AIM: Search the material below for the string "icon" and list each line that holds it.

--- --- ---

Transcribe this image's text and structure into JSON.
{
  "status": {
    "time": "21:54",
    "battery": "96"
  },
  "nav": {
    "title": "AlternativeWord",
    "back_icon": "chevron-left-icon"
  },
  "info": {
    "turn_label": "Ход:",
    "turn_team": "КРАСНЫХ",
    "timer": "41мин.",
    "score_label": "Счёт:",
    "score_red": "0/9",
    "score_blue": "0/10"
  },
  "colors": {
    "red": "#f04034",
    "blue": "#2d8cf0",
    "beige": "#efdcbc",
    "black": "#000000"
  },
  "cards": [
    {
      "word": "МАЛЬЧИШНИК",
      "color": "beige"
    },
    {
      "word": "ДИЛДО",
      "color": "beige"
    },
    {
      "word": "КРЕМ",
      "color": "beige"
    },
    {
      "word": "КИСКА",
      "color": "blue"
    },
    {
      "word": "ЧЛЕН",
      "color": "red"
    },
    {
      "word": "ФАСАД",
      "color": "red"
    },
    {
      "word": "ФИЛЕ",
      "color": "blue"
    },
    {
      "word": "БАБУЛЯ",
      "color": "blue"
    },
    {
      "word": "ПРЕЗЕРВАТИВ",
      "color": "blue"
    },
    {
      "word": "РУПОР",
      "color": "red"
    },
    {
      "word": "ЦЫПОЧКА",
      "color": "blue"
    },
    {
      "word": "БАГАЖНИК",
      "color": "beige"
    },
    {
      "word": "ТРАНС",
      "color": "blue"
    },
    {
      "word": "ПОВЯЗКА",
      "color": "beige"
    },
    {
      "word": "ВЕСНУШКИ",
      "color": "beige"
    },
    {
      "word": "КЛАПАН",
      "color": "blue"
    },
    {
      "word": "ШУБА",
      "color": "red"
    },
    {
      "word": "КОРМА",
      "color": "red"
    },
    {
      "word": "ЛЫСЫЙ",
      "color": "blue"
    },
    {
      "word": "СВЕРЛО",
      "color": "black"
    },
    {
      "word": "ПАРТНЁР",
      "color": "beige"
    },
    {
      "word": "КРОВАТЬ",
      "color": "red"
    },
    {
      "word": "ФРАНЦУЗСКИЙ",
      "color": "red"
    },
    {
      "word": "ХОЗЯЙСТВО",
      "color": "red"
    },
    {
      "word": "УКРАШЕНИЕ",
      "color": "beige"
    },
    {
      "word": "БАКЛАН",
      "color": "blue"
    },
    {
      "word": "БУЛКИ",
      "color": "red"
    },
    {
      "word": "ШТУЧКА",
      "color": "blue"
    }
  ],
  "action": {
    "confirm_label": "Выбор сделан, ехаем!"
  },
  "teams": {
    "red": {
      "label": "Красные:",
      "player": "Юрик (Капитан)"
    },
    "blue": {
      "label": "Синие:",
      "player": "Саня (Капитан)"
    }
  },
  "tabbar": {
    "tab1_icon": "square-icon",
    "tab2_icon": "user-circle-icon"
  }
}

--- --- ---

EXERCISE ANSWER:
    "back_icon": "chevron-left-icon"
    "tab1_icon": "square-icon",
    "tab2_icon": "user-circle-icon"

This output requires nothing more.